Text excerpt =>
+++
As a final test for regression and confidence level, results for TFRM observations with and without regression are shown for different confidence levels. Figure 15 shows the OS of two GEO observations from the TFRM observatory. On the left, the OSs are computed with raw data, while on the right the same is done with fitted data. These plots show the influence of the confidence level on the OS.

Fig. 15

DAIOD+ADS for raw and regressed data from real observations from TFRM

One can appreciate two main outcomes from these plots: regressed data produce a smaller uncertainty region for the same confidence level and their OSs have a concentric behaviour. The first outcome is already highlighted in Fig. 10, indeed by performing a linear regression the uncertainty considered was shrunk and the ADS did not have to perform as many splits. A clear improvement is seen especially in the range uncertainty. The latter outcome is a direct result of the improvement of the point-wise solution, as highlighted in Fig. 8e and f. Overall, one can clearly see the OSs shrank whenever more confidence was given to the observations. However, this may result in the real observation falling out of the uncertainty region if too much confidence is given, as one can see for the highest confidence in Fig. 15c, where the real value is on the border of the uncertainty region. If this confidence level were kept, the association routine may return low probability of correlation. On the other side, if a too large uncertainty were considered, the probability calculation could become computationally expensive.

5 Conclusions

This paper analysed a novel method to perform angles-only IOD, which is the initial estimate of the state of a satellite given six independent angular observations. Building on the Gauss’ solution, the algorithm found the differential correction to improve it by imposing continuity in the velocity vector at central time of observation through the use of two Lambert’s solvers. Once the nominal solution was found, the DAIOD method exploited DA to analytically find the set of orbits that fit the three angular observations with uncertainty, namely the OS. Due to the polynomial nature of the solution, the truncation error had to be controlled: the ADS tool estimated the truncation error and created a mesh of Taylor expansions to accurately describe the entire domain. The final algorithm for IOD was thus called DAIOD+ADS. After testing the usefulness of the ADS for the truncation error control, one further result was obtained for the computation time: indeed, the effort to compute a polynomial map was alleviated when performing several function evaluations, which was much faster than performing single IOD solutions. Thus, the advantage of DA can be appreciated when lots of evaluations are needed, together with the knowledge of the relationship between input and output, clearly stated in the polynomial structure.
+++
Data lines =>
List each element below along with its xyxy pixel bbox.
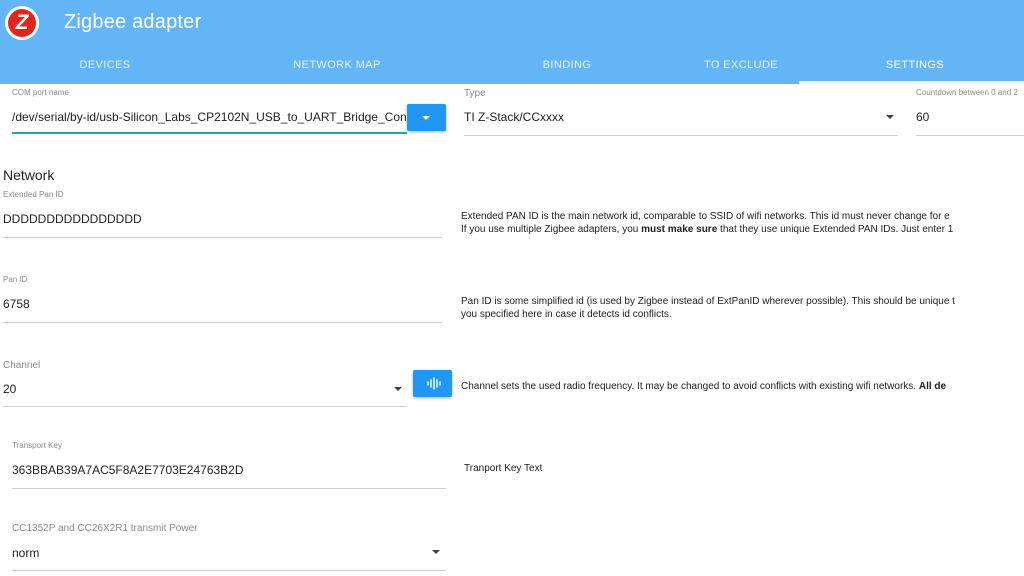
+++
Given problem => Copy the orbit determination excerpt word for word, covering the stretch from "As a final test" through "level on the OS.".

Final result =>
As a final test for regression and confidence level, results for TFRM observations with and without regression are shown for different confidence levels. Figure 15 shows the OS of two GEO observations from the TFRM observatory. On the left, the OSs are computed with raw data, while on the right the same is done with fitted data. These plots show the influence of the confidence level on the OS.